Exercise task:
Look at the entries below and reproduce them exactly.

Data entries:
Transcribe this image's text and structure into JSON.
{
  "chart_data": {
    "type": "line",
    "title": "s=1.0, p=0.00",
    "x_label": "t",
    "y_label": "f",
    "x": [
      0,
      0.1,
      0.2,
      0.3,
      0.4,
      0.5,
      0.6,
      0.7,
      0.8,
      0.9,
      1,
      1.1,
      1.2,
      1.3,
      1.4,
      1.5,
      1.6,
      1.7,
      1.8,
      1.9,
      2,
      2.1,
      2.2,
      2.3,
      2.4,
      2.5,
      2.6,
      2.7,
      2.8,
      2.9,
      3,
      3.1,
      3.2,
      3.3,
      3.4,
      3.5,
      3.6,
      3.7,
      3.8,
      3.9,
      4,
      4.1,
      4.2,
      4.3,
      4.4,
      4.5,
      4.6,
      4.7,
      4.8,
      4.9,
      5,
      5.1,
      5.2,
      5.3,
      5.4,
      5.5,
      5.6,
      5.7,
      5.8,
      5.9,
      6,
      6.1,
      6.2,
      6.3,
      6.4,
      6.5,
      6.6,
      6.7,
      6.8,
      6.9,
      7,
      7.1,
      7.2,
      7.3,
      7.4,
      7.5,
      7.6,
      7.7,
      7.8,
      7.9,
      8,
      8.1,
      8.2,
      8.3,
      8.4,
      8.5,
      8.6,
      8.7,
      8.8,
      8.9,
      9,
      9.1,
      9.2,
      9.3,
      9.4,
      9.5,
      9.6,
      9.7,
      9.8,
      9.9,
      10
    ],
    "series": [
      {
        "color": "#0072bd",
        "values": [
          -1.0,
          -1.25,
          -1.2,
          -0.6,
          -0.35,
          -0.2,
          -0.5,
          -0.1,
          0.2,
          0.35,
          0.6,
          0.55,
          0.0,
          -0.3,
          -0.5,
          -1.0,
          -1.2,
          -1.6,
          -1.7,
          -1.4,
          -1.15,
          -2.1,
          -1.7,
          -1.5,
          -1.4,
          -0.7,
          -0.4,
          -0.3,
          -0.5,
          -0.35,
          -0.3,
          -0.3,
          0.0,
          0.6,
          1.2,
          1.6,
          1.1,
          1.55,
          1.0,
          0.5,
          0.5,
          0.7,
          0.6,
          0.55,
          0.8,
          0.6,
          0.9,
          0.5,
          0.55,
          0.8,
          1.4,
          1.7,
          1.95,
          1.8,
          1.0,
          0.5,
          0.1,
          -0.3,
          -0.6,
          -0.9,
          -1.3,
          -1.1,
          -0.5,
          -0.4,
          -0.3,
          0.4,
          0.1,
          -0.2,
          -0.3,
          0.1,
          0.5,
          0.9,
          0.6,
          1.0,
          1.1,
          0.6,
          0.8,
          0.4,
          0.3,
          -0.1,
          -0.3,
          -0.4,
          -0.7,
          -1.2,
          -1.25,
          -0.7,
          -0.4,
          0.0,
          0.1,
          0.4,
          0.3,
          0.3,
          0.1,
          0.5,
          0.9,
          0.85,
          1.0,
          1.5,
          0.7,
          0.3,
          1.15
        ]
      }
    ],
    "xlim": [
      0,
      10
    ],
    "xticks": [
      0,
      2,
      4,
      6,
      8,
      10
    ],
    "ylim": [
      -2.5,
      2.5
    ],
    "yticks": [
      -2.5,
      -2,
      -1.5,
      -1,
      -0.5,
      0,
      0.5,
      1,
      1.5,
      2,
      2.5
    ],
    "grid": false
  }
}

Result:
Transcribe this image's text and structure into JSON.
{
  "chart_data": {
    "type": "line",
    "title": "s=1.0, p=0.00",
    "x_label": "t",
    "y_label": "f",
    "x": [
      0,
      0.1,
      0.2,
      0.3,
      0.4,
      0.5,
      0.6,
      0.7,
      0.8,
      0.9,
      1,
      1.1,
      1.2,
      1.3,
      1.4,
      1.5,
      1.6,
      1.7,
      1.8,
      1.9,
      2,
      2.1,
      2.2,
      2.3,
      2.4,
      2.5,
      2.6,
      2.7,
      2.8,
      2.9,
      3,
      3.1,
      3.2,
      3.3,
      3.4,
      3.5,
      3.6,
      3.7,
      3.8,
      3.9,
      4,
      4.1,
      4.2,
      4.3,
      4.4,
      4.5,
      4.6,
      4.7,
      4.8,
      4.9,
      5,
      5.1,
      5.2,
      5.3,
      5.4,
      5.5,
      5.6,
      5.7,
      5.8,
      5.9,
      6,
      6.1,
      6.2,
      6.3,
      6.4,
      6.5,
      6.6,
      6.7,
      6.8,
      6.9,
      7,
      7.1,
      7.2,
      7.3,
      7.4,
      7.5,
      7.6,
      7.7,
      7.8,
      7.9,
      8,
      8.1,
      8.2,
      8.3,
      8.4,
      8.5,
      8.6,
      8.7,
      8.8,
      8.9,
      9,
      9.1,
      9.2,
      9.3,
      9.4,
      9.5,
      9.6,
      9.7,
      9.8,
      9.9,
      10
    ],
    "series": [
      {
        "color": "#0072bd",
        "values": [
          -1.0,
          -1.25,
          -1.2,
          -0.6,
          -0.35,
          -0.2,
          -0.5,
          -0.1,
          0.2,
          0.35,
          0.6,
          0.55,
          0.0,
          -0.3,
          -0.5,
          -1.0,
          -1.2,
          -1.6,
          -1.7,
          -1.4,
          -1.15,
          -2.1,
          -1.7,
          -1.5,
          -1.4,
          -0.7,
          -0.4,
          -0.3,
          -0.5,
          -0.35,
          -0.3,
          -0.3,
          0.0,
          0.6,
          1.2,
          1.6,
          1.1,
          1.55,
          1.0,
          0.5,
          0.5,
          0.7,
          0.6,
          0.55,
          0.8,
          0.6,
          0.9,
          0.5,
          0.55,
          0.8,
          1.4,
          1.7,
          1.95,
          1.8,
          1.0,
          0.5,
          0.1,
          -0.3,
          -0.6,
          -0.9,
          -1.3,
          -1.1,
          -0.5,
          -0.4,
          -0.3,
          0.4,
          0.1,
          -0.2,
          -0.3,
          0.1,
          0.5,
          0.9,
          0.6,
          1.0,
          1.1,
          0.6,
          0.8,
          0.4,
          0.3,
          -0.1,
          -0.3,
          -0.4,
          -0.7,
          -1.2,
          -1.25,
          -0.7,
          -0.4,
          0.0,
          0.1,
          0.4,
          0.3,
          0.3,
          0.1,
          0.5,
          0.9,
          0.85,
          1.0,
          1.5,
          0.7,
          0.3,
          1.15
        ]
      }
    ],
    "xlim": [
      0,
      10
    ],
    "xticks": [
      0,
      2,
      4,
      6,
      8,
      10
    ],
    "ylim": [
      -2.5,
      2.5
    ],
    "yticks": [
      -2.5,
      -2,
      -1.5,
      -1,
      -0.5,
      0,
      0.5,
      1,
      1.5,
      2,
      2.5
    ],
    "grid": false
  }
}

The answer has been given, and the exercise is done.